**Given request**
Gather each line containing the string "frac" from these entries.

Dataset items

---------------

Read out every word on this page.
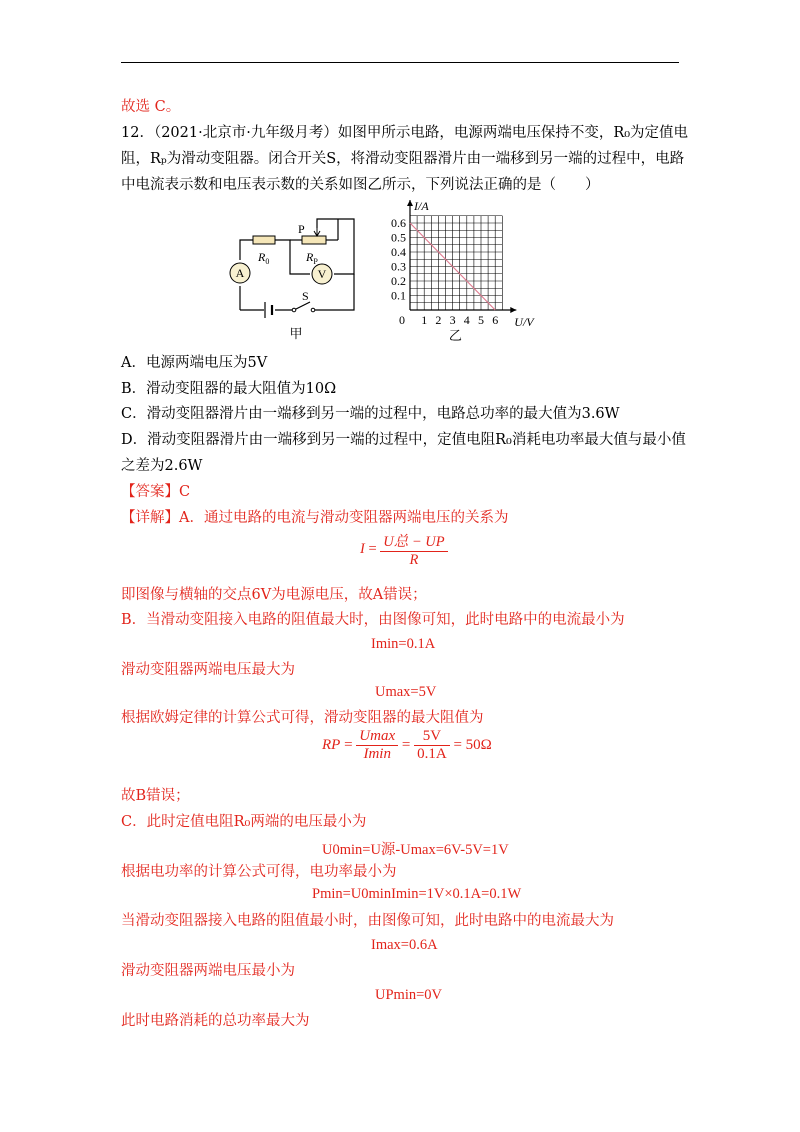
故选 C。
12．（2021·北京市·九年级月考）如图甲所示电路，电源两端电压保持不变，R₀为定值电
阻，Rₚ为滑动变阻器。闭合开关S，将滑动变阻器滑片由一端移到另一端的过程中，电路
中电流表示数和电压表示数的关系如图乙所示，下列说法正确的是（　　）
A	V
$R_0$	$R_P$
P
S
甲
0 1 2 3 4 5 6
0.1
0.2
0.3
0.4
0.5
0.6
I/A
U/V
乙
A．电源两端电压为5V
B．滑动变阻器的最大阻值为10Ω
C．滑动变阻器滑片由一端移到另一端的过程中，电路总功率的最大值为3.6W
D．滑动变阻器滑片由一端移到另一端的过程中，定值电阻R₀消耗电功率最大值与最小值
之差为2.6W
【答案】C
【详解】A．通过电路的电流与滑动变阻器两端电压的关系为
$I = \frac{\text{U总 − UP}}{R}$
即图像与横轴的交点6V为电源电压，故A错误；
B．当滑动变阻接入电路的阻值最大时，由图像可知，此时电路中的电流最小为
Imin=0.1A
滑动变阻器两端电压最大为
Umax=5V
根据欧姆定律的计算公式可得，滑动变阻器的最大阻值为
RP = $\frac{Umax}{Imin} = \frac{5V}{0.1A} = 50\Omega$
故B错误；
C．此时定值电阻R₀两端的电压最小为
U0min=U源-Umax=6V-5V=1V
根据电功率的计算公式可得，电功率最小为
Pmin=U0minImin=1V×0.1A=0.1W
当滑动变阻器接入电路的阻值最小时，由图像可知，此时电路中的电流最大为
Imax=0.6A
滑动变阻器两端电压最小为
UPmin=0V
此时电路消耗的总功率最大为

---------------

**Exercise output**
$I = \frac{\text{U总 − UP}}{R}$
RP = $\frac{Umax}{Imin} = \frac{5V}{0.1A} = 50\Omega$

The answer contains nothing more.